> WHAT THIS TASK INVOLVES
Say how many lines hold the string "Average", and nothing more.

[Excerpt from a dataset]
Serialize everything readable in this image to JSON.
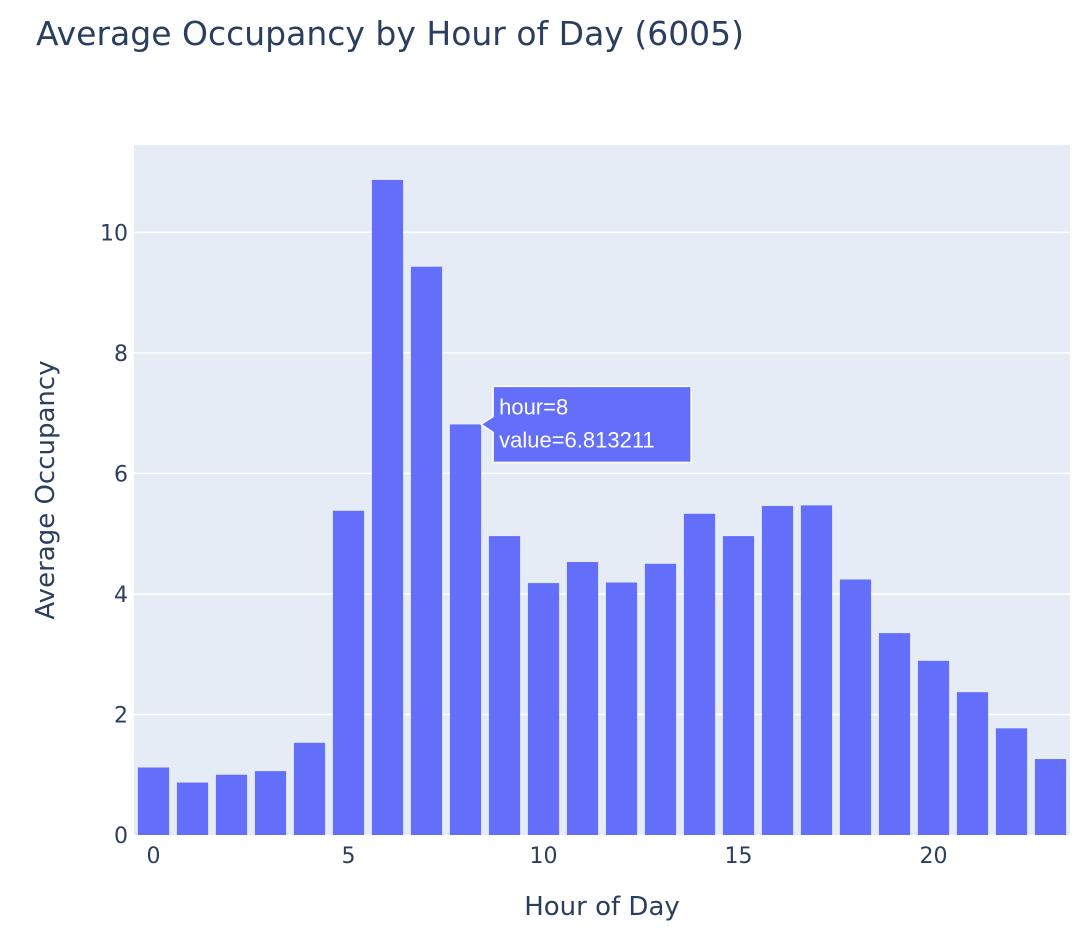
{
  "chart_data": {
    "type": "bar",
    "title": "Average Occupancy by Hour of Day (6005)",
    "xlabel": "Hour of Day",
    "ylabel": "Average Occupancy",
    "x": [
      0,
      1,
      2,
      3,
      4,
      5,
      6,
      7,
      8,
      9,
      10,
      11,
      12,
      13,
      14,
      15,
      16,
      17,
      18,
      19,
      20,
      21,
      22,
      23
    ],
    "values": [
      1.12,
      0.87,
      1.0,
      1.06,
      1.53,
      5.38,
      10.87,
      9.43,
      6.813211,
      4.96,
      4.18,
      4.53,
      4.19,
      4.5,
      5.33,
      4.96,
      5.46,
      5.47,
      4.24,
      3.35,
      2.89,
      2.37,
      1.77,
      1.26
    ],
    "xlim": [
      -0.5,
      23.5
    ],
    "ylim": [
      0,
      11.45
    ],
    "x_ticks": [
      0,
      5,
      10,
      15,
      20
    ],
    "y_ticks": [
      0,
      2,
      4,
      6,
      8,
      10
    ],
    "grid": true,
    "colors": {
      "bar": "#636efa",
      "plot_background": "#e5ecf6",
      "grid": "#ffffff",
      "text": "#2a3f5f"
    },
    "hover": {
      "hour_text": "hour=8",
      "value_text": "value=6.813211"
    }
  }
}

> FULL ANSWER
2